Write out every line of the material exactly as it appears.

-------

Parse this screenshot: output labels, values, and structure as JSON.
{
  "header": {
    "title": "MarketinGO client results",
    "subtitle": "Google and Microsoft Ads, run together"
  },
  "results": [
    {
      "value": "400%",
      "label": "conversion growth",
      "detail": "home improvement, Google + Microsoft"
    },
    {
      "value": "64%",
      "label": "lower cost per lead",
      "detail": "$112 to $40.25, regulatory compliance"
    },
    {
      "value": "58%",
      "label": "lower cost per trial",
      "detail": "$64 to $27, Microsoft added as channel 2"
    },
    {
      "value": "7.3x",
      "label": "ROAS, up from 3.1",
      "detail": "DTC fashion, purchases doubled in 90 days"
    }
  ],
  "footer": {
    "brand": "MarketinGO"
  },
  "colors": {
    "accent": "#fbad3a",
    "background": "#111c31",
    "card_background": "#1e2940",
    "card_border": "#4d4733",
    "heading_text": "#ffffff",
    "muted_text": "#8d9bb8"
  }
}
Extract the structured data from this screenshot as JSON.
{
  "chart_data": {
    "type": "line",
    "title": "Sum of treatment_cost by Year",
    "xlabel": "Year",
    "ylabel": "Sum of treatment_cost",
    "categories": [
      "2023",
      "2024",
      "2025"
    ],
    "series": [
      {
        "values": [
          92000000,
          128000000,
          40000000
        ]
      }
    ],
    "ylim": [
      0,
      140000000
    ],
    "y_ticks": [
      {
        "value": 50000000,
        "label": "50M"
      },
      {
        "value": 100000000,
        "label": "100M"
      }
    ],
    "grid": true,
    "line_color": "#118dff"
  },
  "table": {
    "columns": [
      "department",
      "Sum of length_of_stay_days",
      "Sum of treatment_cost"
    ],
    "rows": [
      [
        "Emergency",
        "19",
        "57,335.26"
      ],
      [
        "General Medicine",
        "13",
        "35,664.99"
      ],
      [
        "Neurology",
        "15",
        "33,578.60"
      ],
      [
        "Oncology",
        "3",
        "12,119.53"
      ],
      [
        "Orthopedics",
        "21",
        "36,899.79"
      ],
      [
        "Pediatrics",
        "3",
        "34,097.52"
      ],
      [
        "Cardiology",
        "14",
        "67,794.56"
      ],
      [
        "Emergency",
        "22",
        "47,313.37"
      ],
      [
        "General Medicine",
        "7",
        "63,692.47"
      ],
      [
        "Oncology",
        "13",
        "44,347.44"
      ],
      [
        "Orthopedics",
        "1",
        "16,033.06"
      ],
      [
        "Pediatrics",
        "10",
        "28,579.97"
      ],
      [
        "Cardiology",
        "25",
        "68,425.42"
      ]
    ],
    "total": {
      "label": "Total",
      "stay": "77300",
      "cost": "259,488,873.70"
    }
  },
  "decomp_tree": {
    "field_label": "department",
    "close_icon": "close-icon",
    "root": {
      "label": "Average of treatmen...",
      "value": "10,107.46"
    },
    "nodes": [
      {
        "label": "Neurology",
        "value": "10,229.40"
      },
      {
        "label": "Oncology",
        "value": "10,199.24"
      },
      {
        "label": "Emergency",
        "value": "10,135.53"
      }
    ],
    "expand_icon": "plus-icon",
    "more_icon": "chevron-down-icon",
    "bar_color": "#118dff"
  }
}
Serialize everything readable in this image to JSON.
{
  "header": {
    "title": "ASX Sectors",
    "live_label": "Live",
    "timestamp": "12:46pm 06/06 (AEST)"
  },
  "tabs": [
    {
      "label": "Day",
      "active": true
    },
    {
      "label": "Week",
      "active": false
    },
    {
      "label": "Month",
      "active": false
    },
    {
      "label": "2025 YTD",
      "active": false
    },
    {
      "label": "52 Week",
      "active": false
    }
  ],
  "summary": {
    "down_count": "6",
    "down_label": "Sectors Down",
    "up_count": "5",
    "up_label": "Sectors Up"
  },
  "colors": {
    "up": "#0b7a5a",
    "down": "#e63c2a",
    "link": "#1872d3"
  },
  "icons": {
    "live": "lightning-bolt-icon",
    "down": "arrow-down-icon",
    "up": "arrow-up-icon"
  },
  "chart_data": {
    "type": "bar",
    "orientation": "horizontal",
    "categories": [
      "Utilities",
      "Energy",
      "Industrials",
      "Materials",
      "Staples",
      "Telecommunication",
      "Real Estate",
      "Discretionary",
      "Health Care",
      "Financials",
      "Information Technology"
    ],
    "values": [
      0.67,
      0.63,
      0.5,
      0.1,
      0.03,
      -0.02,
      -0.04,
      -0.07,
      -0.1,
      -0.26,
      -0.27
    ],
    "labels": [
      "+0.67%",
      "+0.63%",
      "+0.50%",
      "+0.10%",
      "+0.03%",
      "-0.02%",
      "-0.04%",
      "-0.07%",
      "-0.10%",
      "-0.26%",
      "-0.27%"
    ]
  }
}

-------

Complete answer:
Parse this screenshot: output labels, values, and structure as JSON.
{
  "header": {
    "title": "MarketinGO client results",
    "subtitle": "Google and Microsoft Ads, run together"
  },
  "results": [
    {
      "value": "400%",
      "label": "conversion growth",
      "detail": "home improvement, Google + Microsoft"
    },
    {
      "value": "64%",
      "label": "lower cost per lead",
      "detail": "$112 to $40.25, regulatory compliance"
    },
    {
      "value": "58%",
      "label": "lower cost per trial",
      "detail": "$64 to $27, Microsoft added as channel 2"
    },
    {
      "value": "7.3x",
      "label": "ROAS, up from 3.1",
      "detail": "DTC fashion, purchases doubled in 90 days"
    }
  ],
  "footer": {
    "brand": "MarketinGO"
  },
  "colors": {
    "accent": "#fbad3a",
    "background": "#111c31",
    "card_background": "#1e2940",
    "card_border": "#4d4733",
    "heading_text": "#ffffff",
    "muted_text": "#8d9bb8"
  }
}
Extract the structured data from this screenshot as JSON.
{
  "chart_data": {
    "type": "line",
    "title": "Sum of treatment_cost by Year",
    "xlabel": "Year",
    "ylabel": "Sum of treatment_cost",
    "categories": [
      "2023",
      "2024",
      "2025"
    ],
    "series": [
      {
        "values": [
          92000000,
          128000000,
          40000000
        ]
      }
    ],
    "ylim": [
      0,
      140000000
    ],
    "y_ticks": [
      {
        "value": 50000000,
        "label": "50M"
      },
      {
        "value": 100000000,
        "label": "100M"
      }
    ],
    "grid": true,
    "line_color": "#118dff"
  },
  "table": {
    "columns": [
      "department",
      "Sum of length_of_stay_days",
      "Sum of treatment_cost"
    ],
    "rows": [
      [
        "Emergency",
        "19",
        "57,335.26"
      ],
      [
        "General Medicine",
        "13",
        "35,664.99"
      ],
      [
        "Neurology",
        "15",
        "33,578.60"
      ],
      [
        "Oncology",
        "3",
        "12,119.53"
      ],
      [
        "Orthopedics",
        "21",
        "36,899.79"
      ],
      [
        "Pediatrics",
        "3",
        "34,097.52"
      ],
      [
        "Cardiology",
        "14",
        "67,794.56"
      ],
      [
        "Emergency",
        "22",
        "47,313.37"
      ],
      [
        "General Medicine",
        "7",
        "63,692.47"
      ],
      [
        "Oncology",
        "13",
        "44,347.44"
      ],
      [
        "Orthopedics",
        "1",
        "16,033.06"
      ],
      [
        "Pediatrics",
        "10",
        "28,579.97"
      ],
      [
        "Cardiology",
        "25",
        "68,425.42"
      ]
    ],
    "total": {
      "label": "Total",
      "stay": "77300",
      "cost": "259,488,873.70"
    }
  },
  "decomp_tree": {
    "field_label": "department",
    "close_icon": "close-icon",
    "root": {
      "label": "Average of treatmen...",
      "value": "10,107.46"
    },
    "nodes": [
      {
        "label": "Neurology",
        "value": "10,229.40"
      },
      {
        "label": "Oncology",
        "value": "10,199.24"
      },
      {
        "label": "Emergency",
        "value": "10,135.53"
      }
    ],
    "expand_icon": "plus-icon",
    "more_icon": "chevron-down-icon",
    "bar_color": "#118dff"
  }
}
Serialize everything readable in this image to JSON.
{
  "header": {
    "title": "ASX Sectors",
    "live_label": "Live",
    "timestamp": "12:46pm 06/06 (AEST)"
  },
  "tabs": [
    {
      "label": "Day",
      "active": true
    },
    {
      "label": "Week",
      "active": false
    },
    {
      "label": "Month",
      "active": false
    },
    {
      "label": "2025 YTD",
      "active": false
    },
    {
      "label": "52 Week",
      "active": false
    }
  ],
  "summary": {
    "down_count": "6",
    "down_label": "Sectors Down",
    "up_count": "5",
    "up_label": "Sectors Up"
  },
  "colors": {
    "up": "#0b7a5a",
    "down": "#e63c2a",
    "link": "#1872d3"
  },
  "icons": {
    "live": "lightning-bolt-icon",
    "down": "arrow-down-icon",
    "up": "arrow-up-icon"
  },
  "chart_data": {
    "type": "bar",
    "orientation": "horizontal",
    "categories": [
      "Utilities",
      "Energy",
      "Industrials",
      "Materials",
      "Staples",
      "Telecommunication",
      "Real Estate",
      "Discretionary",
      "Health Care",
      "Financials",
      "Information Technology"
    ],
    "values": [
      0.67,
      0.63,
      0.5,
      0.1,
      0.03,
      -0.02,
      -0.04,
      -0.07,
      -0.1,
      -0.26,
      -0.27
    ],
    "labels": [
      "+0.67%",
      "+0.63%",
      "+0.50%",
      "+0.10%",
      "+0.03%",
      "-0.02%",
      "-0.04%",
      "-0.07%",
      "-0.10%",
      "-0.26%",
      "-0.27%"
    ]
  }
}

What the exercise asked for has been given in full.